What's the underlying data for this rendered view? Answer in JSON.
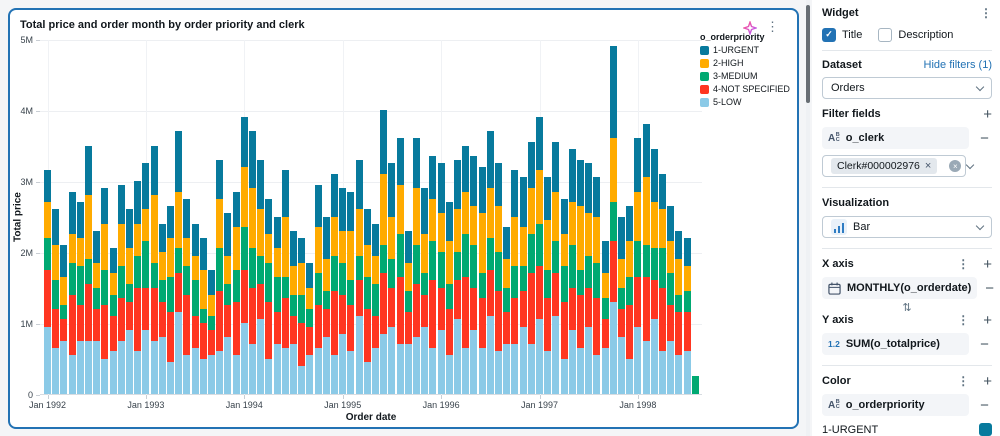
{
  "glyphs": {
    "kebab": "⋮",
    "plus": "+",
    "minus": "−",
    "swap": "⇅",
    "check": "✓",
    "chip_close": "×",
    "clear": "×",
    "number_type": "1.2",
    "string_type_a": "A",
    "string_type_b": "B",
    "string_type_c": "C"
  },
  "chart_card": {
    "title": "Total price and order month by order priority and clerk"
  },
  "chart_data": {
    "type": "bar",
    "stacked": true,
    "title": "Total price and order month by order priority and clerk",
    "xlabel": "Order date",
    "ylabel": "Total price",
    "ylim": [
      0,
      5000000
    ],
    "values_unit": "millions",
    "grid": true,
    "legend_position": "top-right",
    "legend_title": "o_orderpriority",
    "x_range": {
      "start": "Jan 1992",
      "end": "Aug 1998",
      "interval": "month",
      "count": 80
    },
    "x_tick_labels": [
      "Jan 1992",
      "Jan 1993",
      "Jan 1994",
      "Jan 1995",
      "Jan 1996",
      "Jan 1997",
      "Jan 1998"
    ],
    "y_ticks": [
      "0",
      "1M",
      "2M",
      "3M",
      "4M",
      "5M"
    ],
    "legend": [
      {
        "label": "1-URGENT",
        "color": "#077A9D"
      },
      {
        "label": "2-HIGH",
        "color": "#FFAB00"
      },
      {
        "label": "3-MEDIUM",
        "color": "#00A972"
      },
      {
        "label": "4-NOT SPECIFIED",
        "color": "#FF3621"
      },
      {
        "label": "5-LOW",
        "color": "#8BCAE7"
      }
    ],
    "series": [
      {
        "name": "5-LOW",
        "color": "#8BCAE7",
        "values": [
          0.95,
          0.65,
          0.75,
          0.55,
          0.75,
          0.75,
          0.75,
          0.5,
          0.6,
          0.75,
          0.9,
          0.6,
          0.9,
          0.75,
          0.8,
          0.45,
          1.15,
          0.55,
          0.65,
          0.5,
          0.55,
          0.6,
          0.8,
          0.55,
          1.0,
          0.7,
          1.05,
          0.5,
          0.7,
          0.65,
          0.7,
          0.4,
          0.55,
          0.65,
          0.8,
          0.55,
          0.85,
          0.6,
          1.1,
          0.45,
          0.65,
          0.85,
          0.95,
          0.7,
          0.7,
          0.8,
          0.95,
          0.65,
          0.9,
          0.55,
          1.05,
          0.65,
          0.9,
          0.65,
          1.1,
          0.6,
          0.7,
          0.7,
          0.95,
          0.7,
          1.05,
          0.6,
          1.1,
          0.5,
          0.9,
          0.65,
          0.95,
          0.55,
          0.65,
          1.3,
          0.8,
          0.5,
          0.95,
          0.75,
          1.05,
          0.6,
          0.75,
          0.55,
          0.6,
          0
        ]
      },
      {
        "name": "4-NOT SPECIFIED",
        "color": "#FF3621",
        "values": [
          0.8,
          0.55,
          0.3,
          0.85,
          0.5,
          0.8,
          0.45,
          0.75,
          0.5,
          0.6,
          0.4,
          0.9,
          0.6,
          0.75,
          0.5,
          0.7,
          0.55,
          0.85,
          0.45,
          0.5,
          0.35,
          0.85,
          0.45,
          0.75,
          0.75,
          0.8,
          0.5,
          0.8,
          0.45,
          0.7,
          0.4,
          0.6,
          0.4,
          0.6,
          0.4,
          0.9,
          0.55,
          0.65,
          0.5,
          0.75,
          0.45,
          0.85,
          0.55,
          0.95,
          0.45,
          0.75,
          0.45,
          0.95,
          0.6,
          0.65,
          0.55,
          1.0,
          0.6,
          0.7,
          0.65,
          0.85,
          0.45,
          0.65,
          0.5,
          1.0,
          0.75,
          0.75,
          0.6,
          0.8,
          0.6,
          0.75,
          0.55,
          0.8,
          0.4,
          0.85,
          0.4,
          0.75,
          0.7,
          0.9,
          0.55,
          0.9,
          0.5,
          0.6,
          0.55,
          0
        ]
      },
      {
        "name": "3-MEDIUM",
        "color": "#00A972",
        "values": [
          0.45,
          0.4,
          0.2,
          0.45,
          0.55,
          0.35,
          0.3,
          0.5,
          0.3,
          0.45,
          0.25,
          0.45,
          0.65,
          0.35,
          0.3,
          0.5,
          0.35,
          0.4,
          0.5,
          0.2,
          0.2,
          0.6,
          0.3,
          0.45,
          0.6,
          0.55,
          0.4,
          0.55,
          0.5,
          0.3,
          0.3,
          0.4,
          0.25,
          0.45,
          0.25,
          0.5,
          0.45,
          0.35,
          0.35,
          0.45,
          0.45,
          0.4,
          0.4,
          0.6,
          0.3,
          0.55,
          0.3,
          0.55,
          0.5,
          0.35,
          0.4,
          0.6,
          0.6,
          0.35,
          0.45,
          0.55,
          0.35,
          0.45,
          0.35,
          0.55,
          0.6,
          0.4,
          0.45,
          0.5,
          0.6,
          0.35,
          0.45,
          0.5,
          0.3,
          0.55,
          0.3,
          0.4,
          0.5,
          0.45,
          0.45,
          0.55,
          0.45,
          0.25,
          0.3,
          0.25
        ]
      },
      {
        "name": "2-HIGH",
        "color": "#FFAB00",
        "values": [
          0.5,
          0.5,
          0.4,
          0.4,
          0.4,
          0.9,
          0.35,
          0.65,
          0.3,
          0.6,
          0.5,
          0.45,
          0.45,
          0.95,
          0.4,
          0.55,
          0.8,
          0.4,
          0.35,
          0.55,
          0.3,
          0.7,
          0.4,
          0.6,
          0.85,
          0.85,
          0.65,
          0.4,
          0.4,
          0.85,
          0.4,
          0.45,
          0.3,
          0.65,
          0.45,
          0.55,
          0.45,
          0.7,
          0.65,
          0.45,
          0.4,
          1.0,
          0.6,
          0.7,
          0.4,
          0.8,
          0.55,
          0.6,
          0.55,
          0.6,
          0.6,
          0.6,
          0.55,
          0.85,
          0.7,
          0.65,
          0.4,
          0.7,
          0.55,
          0.65,
          0.75,
          0.7,
          0.7,
          0.45,
          0.6,
          0.9,
          0.6,
          0.65,
          0.35,
          0.9,
          0.4,
          0.5,
          0.7,
          0.95,
          0.65,
          0.55,
          0.45,
          0.5,
          0.35,
          0
        ]
      },
      {
        "name": "1-URGENT",
        "color": "#077A9D",
        "values": [
          0.45,
          0.5,
          0.45,
          0.6,
          0.5,
          0.7,
          0.45,
          0.5,
          0.35,
          0.55,
          0.55,
          0.6,
          0.65,
          0.7,
          0.4,
          0.45,
          0.85,
          0.55,
          0.45,
          0.45,
          0.35,
          0.55,
          0.6,
          0.5,
          0.7,
          0.8,
          0.7,
          0.5,
          0.45,
          0.65,
          0.5,
          0.35,
          0.35,
          0.6,
          0.6,
          0.6,
          0.6,
          0.55,
          0.7,
          0.5,
          0.45,
          0.9,
          0.75,
          0.65,
          0.45,
          0.7,
          0.65,
          0.6,
          0.7,
          0.55,
          0.7,
          0.65,
          0.7,
          0.65,
          0.8,
          0.6,
          0.45,
          0.65,
          0.7,
          0.65,
          0.75,
          0.6,
          0.7,
          0.5,
          0.75,
          0.65,
          0.7,
          0.55,
          0.45,
          1.3,
          0.6,
          0.5,
          0.75,
          0.75,
          0.75,
          0.5,
          0.5,
          0.4,
          0.4,
          0
        ]
      }
    ]
  },
  "panel": {
    "widget": {
      "label": "Widget",
      "title_checkbox": {
        "label": "Title",
        "checked": true
      },
      "description_checkbox": {
        "label": "Description",
        "checked": false
      }
    },
    "dataset": {
      "label": "Dataset",
      "hide_filters_link": "Hide filters (1)",
      "selected": "Orders"
    },
    "filter_fields": {
      "label": "Filter fields",
      "field": "o_clerk",
      "chip": "Clerk#000002976"
    },
    "visualization": {
      "label": "Visualization",
      "selected": "Bar"
    },
    "x_axis": {
      "label": "X axis",
      "field": "MONTHLY(o_orderdate)"
    },
    "y_axis": {
      "label": "Y axis",
      "field": "SUM(o_totalprice)"
    },
    "color": {
      "label": "Color",
      "field": "o_orderpriority",
      "first_value": {
        "label": "1-URGENT",
        "color": "#077A9D"
      }
    }
  },
  "colors": {
    "accent_blue": "#2272B4",
    "card_border": "#2272B4",
    "page_bg": "#F4F5F7"
  }
}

- AIM -
Return all lines containing "true".

- THE RESULT -
    "stacked": true,
    "grid": true,
        "checked": true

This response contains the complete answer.